■ **To do**: Leave out the pictures, then reproduce the rest of the material exactly.

■ **Stored records**:
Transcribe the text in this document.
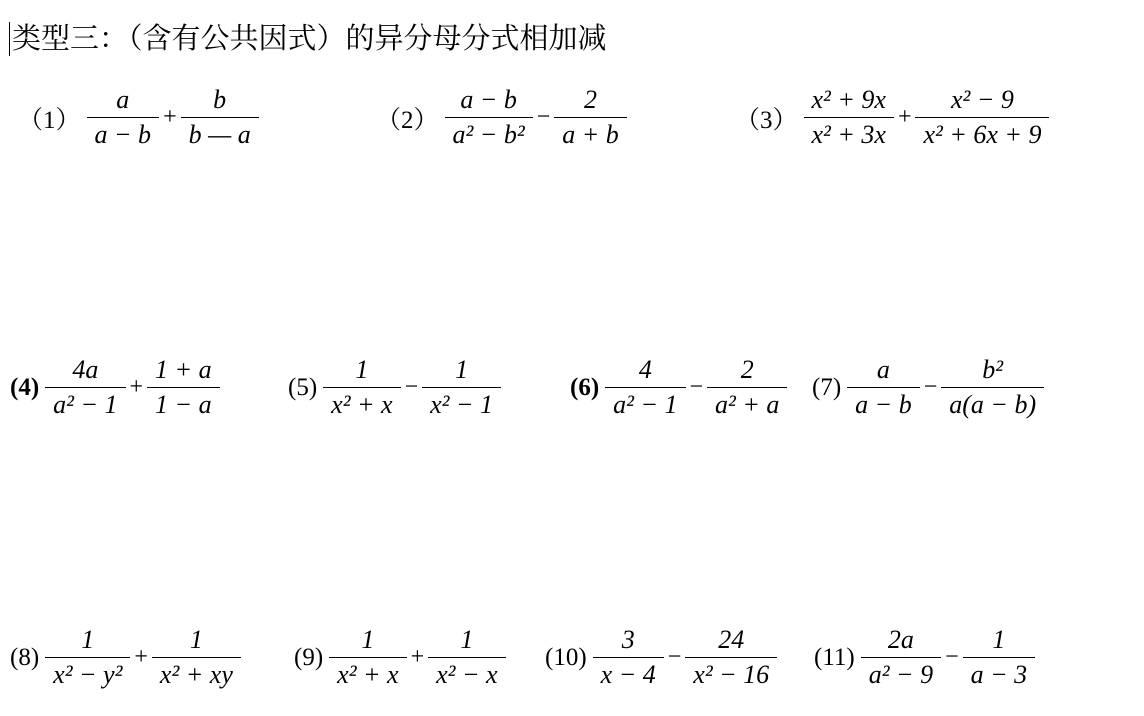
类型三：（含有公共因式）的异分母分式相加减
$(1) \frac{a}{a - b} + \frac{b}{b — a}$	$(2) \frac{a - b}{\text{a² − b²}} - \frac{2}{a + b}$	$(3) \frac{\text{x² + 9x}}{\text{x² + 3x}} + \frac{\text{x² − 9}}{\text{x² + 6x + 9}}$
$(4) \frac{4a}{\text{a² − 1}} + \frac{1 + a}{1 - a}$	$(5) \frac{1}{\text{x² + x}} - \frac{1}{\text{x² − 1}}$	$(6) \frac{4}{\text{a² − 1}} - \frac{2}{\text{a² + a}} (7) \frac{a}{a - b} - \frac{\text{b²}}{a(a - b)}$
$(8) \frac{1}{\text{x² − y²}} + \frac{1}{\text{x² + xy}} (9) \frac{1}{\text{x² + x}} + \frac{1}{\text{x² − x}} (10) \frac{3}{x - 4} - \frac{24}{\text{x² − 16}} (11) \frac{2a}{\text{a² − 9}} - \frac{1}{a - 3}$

■ **The output**:
Transcribe the text in this document.
类型三：（含有公共因式）的异分母分式相加减
$(1) \frac{a}{a - b} + \frac{b}{b — a}$	$(2) \frac{a - b}{\text{a² − b²}} - \frac{2}{a + b}$	$(3) \frac{\text{x² + 9x}}{\text{x² + 3x}} + \frac{\text{x² − 9}}{\text{x² + 6x + 9}}$
$(4) \frac{4a}{\text{a² − 1}} + \frac{1 + a}{1 - a}$	$(5) \frac{1}{\text{x² + x}} - \frac{1}{\text{x² − 1}}$	$(6) \frac{4}{\text{a² − 1}} - \frac{2}{\text{a² + a}} (7) \frac{a}{a - b} - \frac{\text{b²}}{a(a - b)}$
$(8) \frac{1}{\text{x² − y²}} + \frac{1}{\text{x² + xy}} (9) \frac{1}{\text{x² + x}} + \frac{1}{\text{x² − x}} (10) \frac{3}{x - 4} - \frac{24}{\text{x² − 16}} (11) \frac{2a}{\text{a² − 9}} - \frac{1}{a - 3}$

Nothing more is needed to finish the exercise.